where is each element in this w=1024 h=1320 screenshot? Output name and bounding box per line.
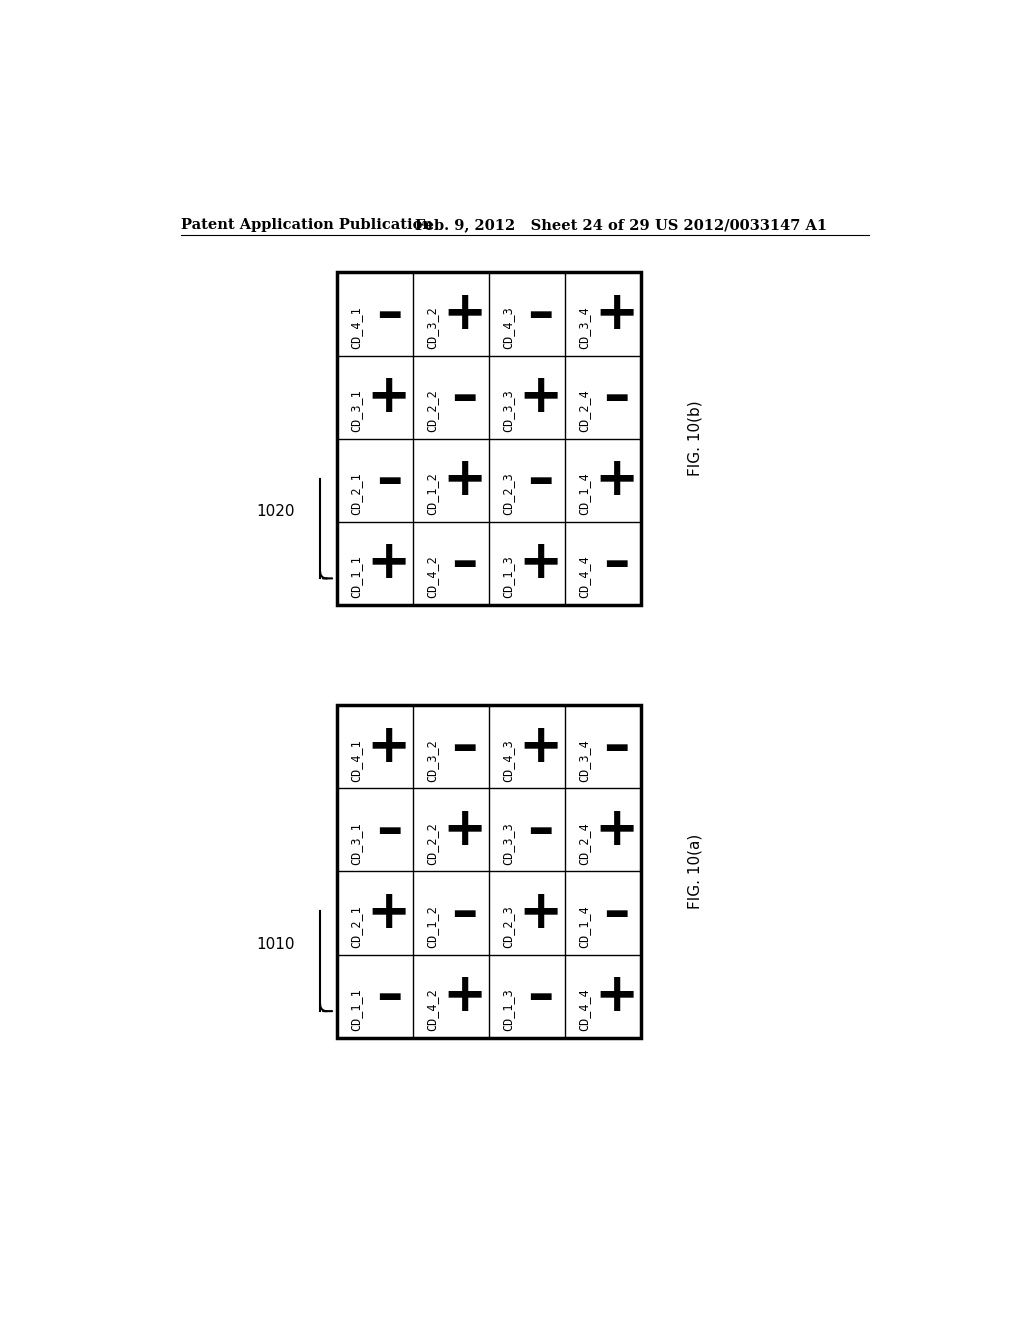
Text: +: +	[442, 454, 487, 507]
Text: +: +	[595, 970, 639, 1022]
Text: CD_4_3: CD_4_3	[502, 739, 515, 781]
Text: CD_2_3: CD_2_3	[502, 906, 515, 948]
Text: –: –	[376, 288, 402, 341]
Text: CD_1_4: CD_1_4	[578, 473, 591, 515]
Text: –: –	[376, 970, 402, 1022]
Text: 1020: 1020	[256, 504, 294, 519]
Text: –: –	[452, 371, 478, 424]
Text: +: +	[519, 721, 563, 772]
FancyBboxPatch shape	[337, 705, 641, 1038]
Text: CD_2_2: CD_2_2	[426, 822, 438, 865]
Text: CD_1_4: CD_1_4	[578, 906, 591, 948]
Text: +: +	[595, 454, 639, 507]
Text: CD_4_1: CD_4_1	[350, 306, 362, 348]
Text: +: +	[519, 371, 563, 424]
Text: –: –	[452, 537, 478, 590]
Text: CD_3_3: CD_3_3	[502, 822, 515, 865]
Text: FIG. 10(a): FIG. 10(a)	[688, 834, 702, 909]
Text: +: +	[367, 887, 411, 939]
Text: –: –	[527, 804, 554, 855]
Text: CD_4_1: CD_4_1	[350, 739, 362, 781]
Text: +: +	[367, 537, 411, 590]
Text: CD_3_2: CD_3_2	[426, 739, 438, 781]
Text: CD_1_2: CD_1_2	[426, 906, 438, 948]
Text: CD_2_3: CD_2_3	[502, 473, 515, 515]
Text: CD_1_3: CD_1_3	[502, 556, 515, 598]
Text: CD_3_4: CD_3_4	[578, 739, 591, 781]
Text: +: +	[595, 804, 639, 855]
Text: +: +	[519, 887, 563, 939]
Text: +: +	[442, 288, 487, 341]
Text: –: –	[376, 454, 402, 507]
Text: CD_3_1: CD_3_1	[350, 822, 362, 865]
Text: CD_2_1: CD_2_1	[350, 906, 362, 948]
FancyBboxPatch shape	[337, 272, 641, 605]
Text: –: –	[603, 887, 630, 939]
Text: –: –	[452, 721, 478, 772]
Text: CD_1_1: CD_1_1	[350, 556, 362, 598]
Text: –: –	[527, 288, 554, 341]
Text: +: +	[367, 721, 411, 772]
Text: –: –	[527, 454, 554, 507]
Text: CD_4_4: CD_4_4	[578, 989, 591, 1031]
Text: CD_3_3: CD_3_3	[502, 389, 515, 432]
Text: CD_4_4: CD_4_4	[578, 556, 591, 598]
Text: CD_2_2: CD_2_2	[426, 389, 438, 432]
Text: CD_2_4: CD_2_4	[578, 389, 591, 432]
Text: +: +	[519, 537, 563, 590]
Text: FIG. 10(b): FIG. 10(b)	[688, 401, 702, 477]
Text: –: –	[452, 887, 478, 939]
Text: US 2012/0033147 A1: US 2012/0033147 A1	[655, 218, 827, 232]
Text: CD_4_3: CD_4_3	[502, 306, 515, 348]
Text: Feb. 9, 2012   Sheet 24 of 29: Feb. 9, 2012 Sheet 24 of 29	[415, 218, 649, 232]
Text: CD_4_2: CD_4_2	[426, 989, 438, 1031]
Text: –: –	[376, 804, 402, 855]
Text: –: –	[527, 970, 554, 1022]
Text: CD_1_2: CD_1_2	[426, 473, 438, 515]
Text: –: –	[603, 371, 630, 424]
Text: +: +	[367, 371, 411, 424]
Text: –: –	[603, 721, 630, 772]
Text: CD_3_1: CD_3_1	[350, 389, 362, 432]
Text: CD_1_1: CD_1_1	[350, 989, 362, 1031]
Text: –: –	[603, 537, 630, 590]
Text: CD_1_3: CD_1_3	[502, 989, 515, 1031]
Text: CD_2_1: CD_2_1	[350, 473, 362, 515]
Text: +: +	[442, 804, 487, 855]
Text: +: +	[595, 288, 639, 341]
Text: 1010: 1010	[256, 937, 294, 952]
Text: +: +	[442, 970, 487, 1022]
Text: CD_3_4: CD_3_4	[578, 306, 591, 348]
Text: Patent Application Publication: Patent Application Publication	[180, 218, 433, 232]
Text: CD_3_2: CD_3_2	[426, 306, 438, 348]
Text: CD_2_4: CD_2_4	[578, 822, 591, 865]
Text: CD_4_2: CD_4_2	[426, 556, 438, 598]
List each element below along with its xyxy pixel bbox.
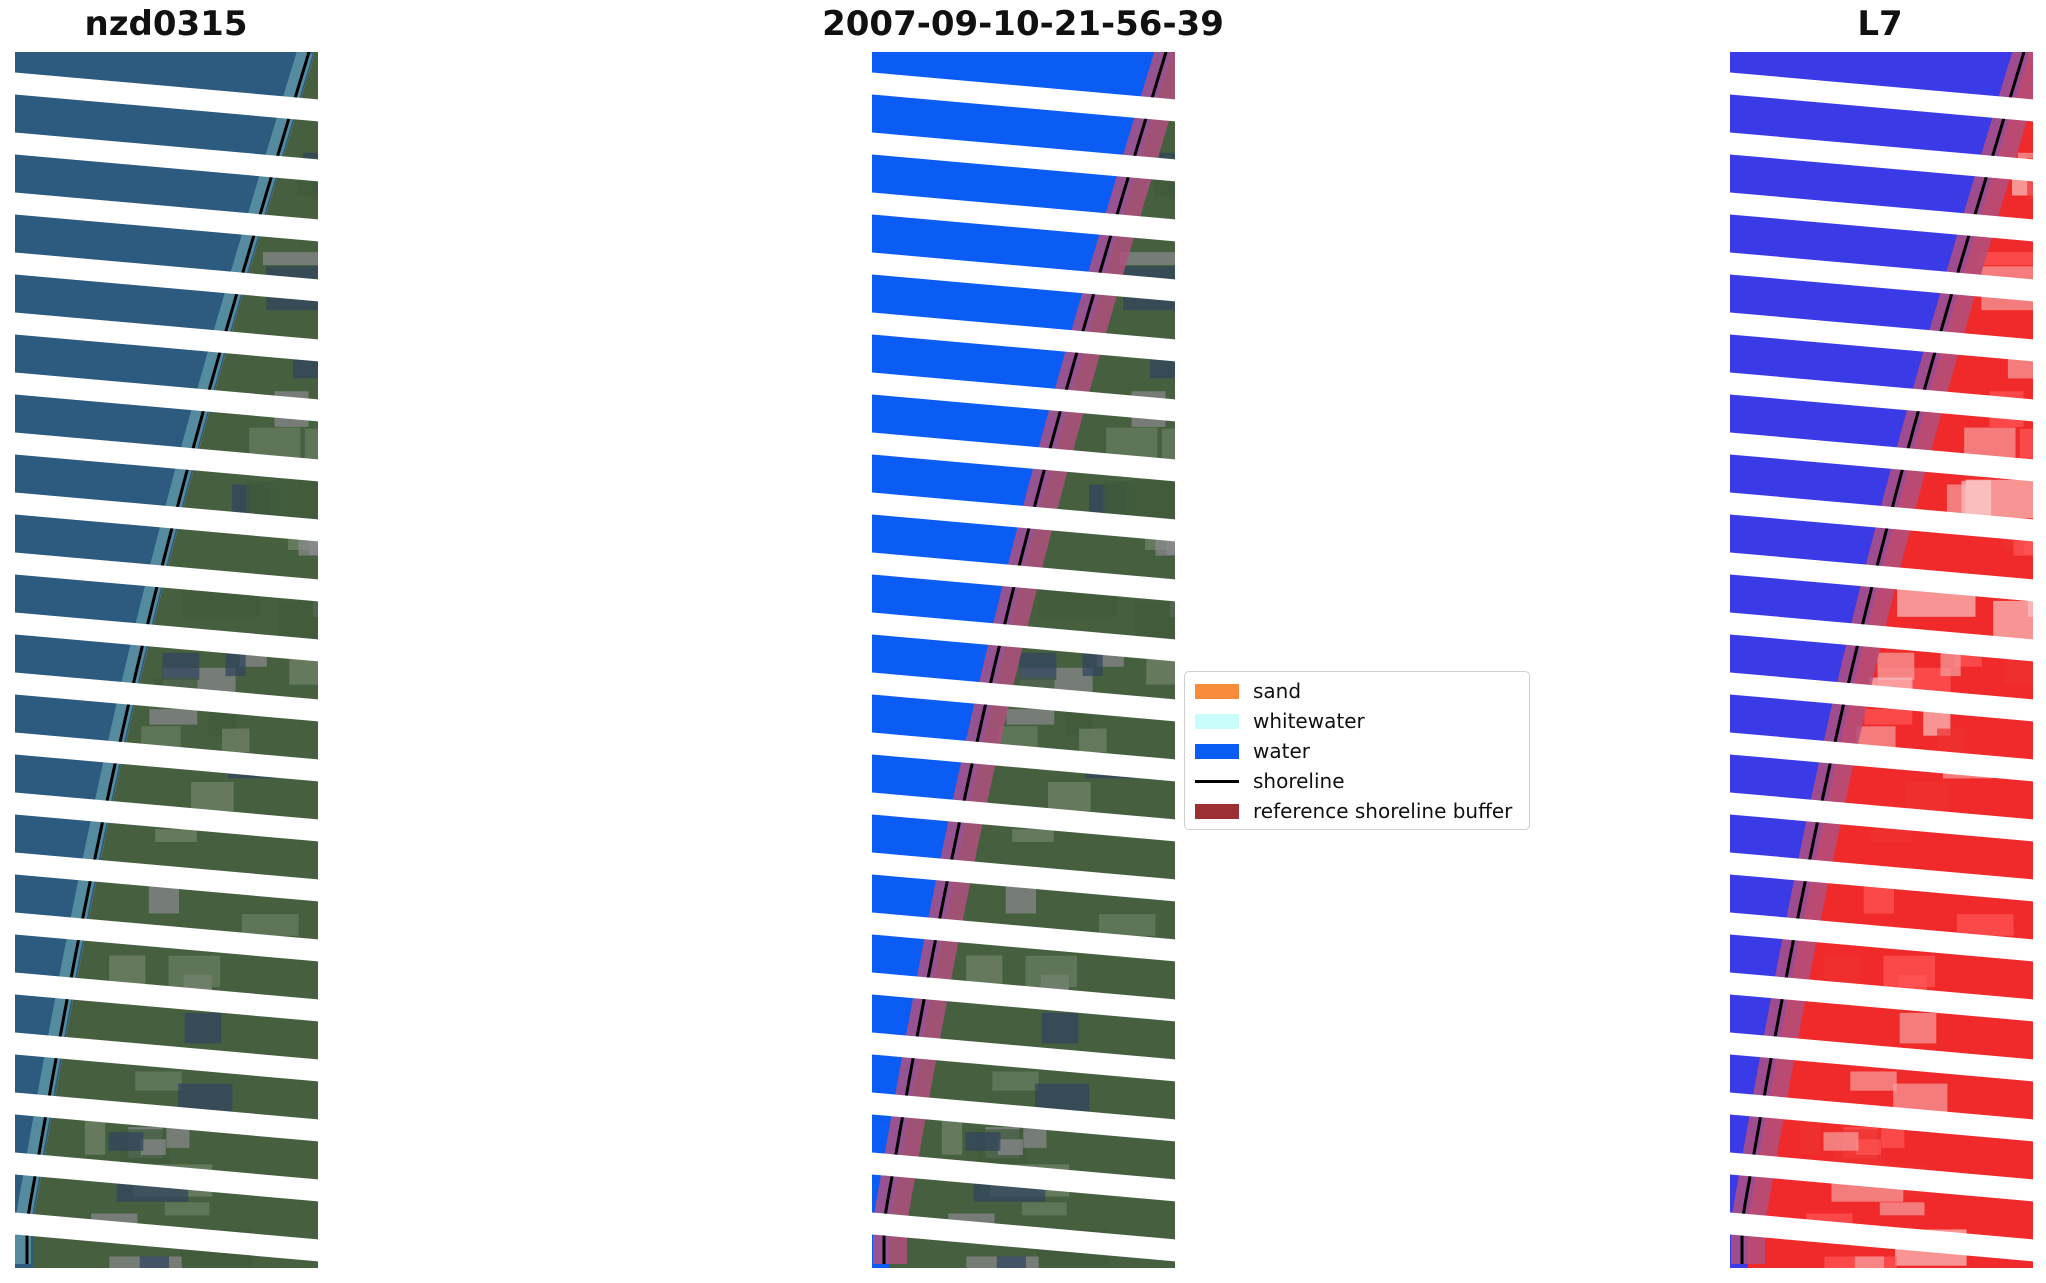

:: Exercise description ::
Please recast the material above as a JSON list of strings with one string per line, leaving out blank lines and the pictures.

:: Problem solution ::
[
  "where is each element in this w=1024 h=1320 screenshot? Output name and bounding box per line.",
  "Text: +: +\t[442, 454, 487, 507]",
  "Text: +: +\t[595, 970, 639, 1022]",
  "Text: CD_4_3: CD_4_3\t[502, 739, 515, 781]",
  "Text: CD_2_3: CD_2_3\t[502, 906, 515, 948]",
  "Text: –: –\t[376, 288, 402, 341]",
  "Text: CD_1_4: CD_1_4\t[578, 473, 591, 515]",
  "Text: –: –\t[376, 970, 402, 1022]",
  "Text: 1020: 1020\t[256, 504, 294, 519]",
  "Text: –: –\t[452, 371, 478, 424]",
  "Text: +: +\t[519, 721, 563, 772]",
  "FancyBboxPatch shape\t[337, 705, 641, 1038]",
  "Text: CD_2_2: CD_2_2\t[426, 822, 438, 865]",
  "Text: CD_1_4: CD_1_4\t[578, 906, 591, 948]",
  "Text: +: +\t[595, 454, 639, 507]",
  "Text: CD_4_1: CD_4_1\t[350, 306, 362, 348]",
  "Text: +: +\t[519, 371, 563, 424]",
  "Text: –: –\t[452, 537, 478, 590]",
  "Text: CD_3_3: CD_3_3\t[502, 822, 515, 865]",
  "Text: FIG. 10(a): FIG. 10(a)\t[688, 834, 702, 909]",
  "Text: +: +\t[367, 887, 411, 939]",
  "Text: –: –\t[527, 804, 554, 855]",
  "Text: CD_4_1: CD_4_1\t[350, 739, 362, 781]",
  "Text: +: +\t[367, 537, 411, 590]",
  "Text: CD_3_2: CD_3_2\t[426, 739, 438, 781]",
  "Text: CD_1_2: CD_1_2\t[426, 906, 438, 948]",
  "Text: CD_2_3: CD_2_3\t[502, 473, 515, 515]",
  "Text: CD_1_3: CD_1_3\t[502, 556, 515, 598]",
  "Text: CD_3_4: CD_3_4\t[578, 739, 591, 781]",
  "Text: +: +\t[595, 804, 639, 855]",
  "Text: +: +\t[519, 887, 563, 939]",
  "Text: +: +\t[442, 288, 487, 341]",
  "Text: –: –\t[376, 454, 402, 507]",
  "Text: CD_3_1: CD_3_1\t[350, 822, 362, 865]",
  "Text: CD_2_1: CD_2_1\t[350, 906, 362, 948]",
  "FancyBboxPatch shape\t[337, 272, 641, 605]",
  "Text: –: –\t[603, 887, 630, 939]",
  "Text: –: –\t[452, 721, 478, 772]",
  "Text: CD_1_1: CD_1_1\t[350, 556, 362, 598]",
  "Text: –: –\t[527, 288, 554, 341]",
  "Text: +: +\t[367, 721, 411, 772]",
  "Text: –: –\t[527, 454, 554, 507]",
  "Text: CD_4_4: CD_4_4\t[578, 989, 591, 1031]",
  "Text: CD_3_3: CD_3_3\t[502, 389, 515, 432]",
  "Text: CD_4_4: CD_4_4\t[578, 556, 591, 598]",
  "Text: CD_2_2: CD_2_2\t[426, 389, 438, 432]",
  "Text: CD_2_4: CD_2_4\t[578, 389, 591, 432]",
  "Text: +: +\t[519, 537, 563, 590]",
  "Text: FIG. 10(b): FIG. 10(b)\t[688, 401, 702, 477]",
  "Text: –: –\t[452, 887, 478, 939]",
  "Text: US 2012/0033147 A1: US 2012/0033147 A1\t[655, 218, 827, 232]",
  "Text: CD_4_3: CD_4_3\t[502, 306, 515, 348]",
  "Text: Feb. 9, 2012   Sheet 24 of 29: Feb. 9, 2012 Sheet 24 of 29\t[415, 218, 649, 232]",
  "Text: CD_4_2: CD_4_2\t[426, 989, 438, 1031]",
  "Text: –: –\t[376, 804, 402, 855]",
  "Text: –: –\t[527, 970, 554, 1022]",
  "Text: CD_1_2: CD_1_2\t[426, 473, 438, 515]",
  "Text: –: –\t[603, 371, 630, 424]",
  "Text: +: +\t[367, 371, 411, 424]",
  "Text: –: –\t[603, 721, 630, 772]",
  "Text: CD_3_1: CD_3_1\t[350, 389, 362, 432]",
  "Text: CD_1_1: CD_1_1\t[350, 989, 362, 1031]",
  "Text: –: –\t[603, 537, 630, 590]",
  "Text: CD_1_3: CD_1_3\t[502, 989, 515, 1031]",
  "Text: CD_2_1: CD_2_1\t[350, 473, 362, 515]",
  "Text: +: +\t[442, 804, 487, 855]",
  "Text: +: +\t[595, 288, 639, 341]",
  "Text: 1010: 1010\t[256, 937, 294, 952]",
  "Text: +: +\t[442, 970, 487, 1022]",
  "Text: CD_3_4: CD_3_4\t[578, 306, 591, 348]",
  "Text: Patent Application Publication: Patent Application Publication\t[180, 218, 433, 232]",
  "Text: CD_3_2: CD_3_2\t[426, 306, 438, 348]",
  "Text: CD_2_4: CD_2_4\t[578, 822, 591, 865]",
  "Text: CD_4_2: CD_4_2\t[426, 556, 438, 598]",
  "List each element below along with its xyxy pixel bbox."
]